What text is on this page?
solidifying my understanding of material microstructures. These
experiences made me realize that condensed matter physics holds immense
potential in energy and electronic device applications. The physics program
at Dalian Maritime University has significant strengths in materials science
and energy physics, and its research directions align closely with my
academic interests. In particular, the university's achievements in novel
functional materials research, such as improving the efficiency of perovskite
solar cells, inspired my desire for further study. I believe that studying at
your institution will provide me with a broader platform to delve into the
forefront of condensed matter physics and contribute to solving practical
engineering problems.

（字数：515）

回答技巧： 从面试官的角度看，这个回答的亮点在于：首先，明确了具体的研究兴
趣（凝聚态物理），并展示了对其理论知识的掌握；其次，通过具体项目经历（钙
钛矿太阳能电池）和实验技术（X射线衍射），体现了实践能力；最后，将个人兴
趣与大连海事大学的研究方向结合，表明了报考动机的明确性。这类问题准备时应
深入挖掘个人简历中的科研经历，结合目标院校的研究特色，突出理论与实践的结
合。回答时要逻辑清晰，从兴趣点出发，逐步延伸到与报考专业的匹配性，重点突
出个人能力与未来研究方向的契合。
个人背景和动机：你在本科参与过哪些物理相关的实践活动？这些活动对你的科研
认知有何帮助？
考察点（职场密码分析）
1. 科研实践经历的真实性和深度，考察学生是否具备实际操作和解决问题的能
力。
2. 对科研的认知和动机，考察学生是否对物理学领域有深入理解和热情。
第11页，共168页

·····

**Task to carry out:** Copy every record above out again, word for word.

**Output for this task:**
What text is on this page?
solidifying my understanding of material microstructures. These
experiences made me realize that condensed matter physics holds immense
potential in energy and electronic device applications. The physics program
at Dalian Maritime University has significant strengths in materials science
and energy physics, and its research directions align closely with my
academic interests. In particular, the university's achievements in novel
functional materials research, such as improving the efficiency of perovskite
solar cells, inspired my desire for further study. I believe that studying at
your institution will provide me with a broader platform to delve into the
forefront of condensed matter physics and contribute to solving practical
engineering problems.

（字数：515）

回答技巧： 从面试官的角度看，这个回答的亮点在于：首先，明确了具体的研究兴
趣（凝聚态物理），并展示了对其理论知识的掌握；其次，通过具体项目经历（钙
钛矿太阳能电池）和实验技术（X射线衍射），体现了实践能力；最后，将个人兴
趣与大连海事大学的研究方向结合，表明了报考动机的明确性。这类问题准备时应
深入挖掘个人简历中的科研经历，结合目标院校的研究特色，突出理论与实践的结
合。回答时要逻辑清晰，从兴趣点出发，逐步延伸到与报考专业的匹配性，重点突
出个人能力与未来研究方向的契合。
个人背景和动机：你在本科参与过哪些物理相关的实践活动？这些活动对你的科研
认知有何帮助？
考察点（职场密码分析）
1. 科研实践经历的真实性和深度，考察学生是否具备实际操作和解决问题的能
力。
2. 对科研的认知和动机，考察学生是否对物理学领域有深入理解和热情。
第11页，共168页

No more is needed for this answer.